_SHORT EXERCISE_
Take the material and output all of it exactly.

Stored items
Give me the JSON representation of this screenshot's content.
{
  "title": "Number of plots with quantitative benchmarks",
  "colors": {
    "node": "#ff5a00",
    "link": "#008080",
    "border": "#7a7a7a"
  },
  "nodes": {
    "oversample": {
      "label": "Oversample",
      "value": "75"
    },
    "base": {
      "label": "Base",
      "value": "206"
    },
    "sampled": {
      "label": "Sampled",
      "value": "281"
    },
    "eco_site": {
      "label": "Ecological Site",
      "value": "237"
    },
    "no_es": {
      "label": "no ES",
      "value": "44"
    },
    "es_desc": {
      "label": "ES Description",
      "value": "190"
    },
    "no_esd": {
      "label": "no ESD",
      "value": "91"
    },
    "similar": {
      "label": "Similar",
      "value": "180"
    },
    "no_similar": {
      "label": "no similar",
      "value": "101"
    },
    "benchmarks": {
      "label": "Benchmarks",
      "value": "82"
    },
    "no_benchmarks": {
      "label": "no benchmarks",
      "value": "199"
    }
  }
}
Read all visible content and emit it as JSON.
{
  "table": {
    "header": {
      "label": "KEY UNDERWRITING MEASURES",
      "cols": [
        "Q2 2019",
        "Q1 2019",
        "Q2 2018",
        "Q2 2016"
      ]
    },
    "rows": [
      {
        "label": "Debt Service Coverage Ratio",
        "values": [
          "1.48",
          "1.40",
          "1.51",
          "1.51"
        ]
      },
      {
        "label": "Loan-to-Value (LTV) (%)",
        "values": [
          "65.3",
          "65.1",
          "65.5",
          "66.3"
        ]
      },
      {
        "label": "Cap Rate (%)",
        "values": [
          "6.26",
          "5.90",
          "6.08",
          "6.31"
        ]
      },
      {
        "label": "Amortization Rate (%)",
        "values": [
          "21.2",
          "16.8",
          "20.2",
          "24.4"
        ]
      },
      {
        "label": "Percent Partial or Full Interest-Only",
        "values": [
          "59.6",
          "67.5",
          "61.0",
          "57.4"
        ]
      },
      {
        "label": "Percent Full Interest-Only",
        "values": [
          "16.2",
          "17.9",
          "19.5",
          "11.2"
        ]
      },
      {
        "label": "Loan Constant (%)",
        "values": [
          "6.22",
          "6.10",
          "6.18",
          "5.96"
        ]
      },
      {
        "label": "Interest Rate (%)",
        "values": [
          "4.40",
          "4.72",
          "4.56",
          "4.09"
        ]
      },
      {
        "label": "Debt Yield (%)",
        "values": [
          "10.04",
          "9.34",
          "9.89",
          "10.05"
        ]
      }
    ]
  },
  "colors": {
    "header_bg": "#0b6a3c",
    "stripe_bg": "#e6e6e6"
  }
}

_RESPONSE BELOW_
Give me the JSON representation of this screenshot's content.
{
  "title": "Number of plots with quantitative benchmarks",
  "colors": {
    "node": "#ff5a00",
    "link": "#008080",
    "border": "#7a7a7a"
  },
  "nodes": {
    "oversample": {
      "label": "Oversample",
      "value": "75"
    },
    "base": {
      "label": "Base",
      "value": "206"
    },
    "sampled": {
      "label": "Sampled",
      "value": "281"
    },
    "eco_site": {
      "label": "Ecological Site",
      "value": "237"
    },
    "no_es": {
      "label": "no ES",
      "value": "44"
    },
    "es_desc": {
      "label": "ES Description",
      "value": "190"
    },
    "no_esd": {
      "label": "no ESD",
      "value": "91"
    },
    "similar": {
      "label": "Similar",
      "value": "180"
    },
    "no_similar": {
      "label": "no similar",
      "value": "101"
    },
    "benchmarks": {
      "label": "Benchmarks",
      "value": "82"
    },
    "no_benchmarks": {
      "label": "no benchmarks",
      "value": "199"
    }
  }
}
Read all visible content and emit it as JSON.
{
  "table": {
    "header": {
      "label": "KEY UNDERWRITING MEASURES",
      "cols": [
        "Q2 2019",
        "Q1 2019",
        "Q2 2018",
        "Q2 2016"
      ]
    },
    "rows": [
      {
        "label": "Debt Service Coverage Ratio",
        "values": [
          "1.48",
          "1.40",
          "1.51",
          "1.51"
        ]
      },
      {
        "label": "Loan-to-Value (LTV) (%)",
        "values": [
          "65.3",
          "65.1",
          "65.5",
          "66.3"
        ]
      },
      {
        "label": "Cap Rate (%)",
        "values": [
          "6.26",
          "5.90",
          "6.08",
          "6.31"
        ]
      },
      {
        "label": "Amortization Rate (%)",
        "values": [
          "21.2",
          "16.8",
          "20.2",
          "24.4"
        ]
      },
      {
        "label": "Percent Partial or Full Interest-Only",
        "values": [
          "59.6",
          "67.5",
          "61.0",
          "57.4"
        ]
      },
      {
        "label": "Percent Full Interest-Only",
        "values": [
          "16.2",
          "17.9",
          "19.5",
          "11.2"
        ]
      },
      {
        "label": "Loan Constant (%)",
        "values": [
          "6.22",
          "6.10",
          "6.18",
          "5.96"
        ]
      },
      {
        "label": "Interest Rate (%)",
        "values": [
          "4.40",
          "4.72",
          "4.56",
          "4.09"
        ]
      },
      {
        "label": "Debt Yield (%)",
        "values": [
          "10.04",
          "9.34",
          "9.89",
          "10.05"
        ]
      }
    ]
  },
  "colors": {
    "header_bg": "#0b6a3c",
    "stripe_bg": "#e6e6e6"
  }
}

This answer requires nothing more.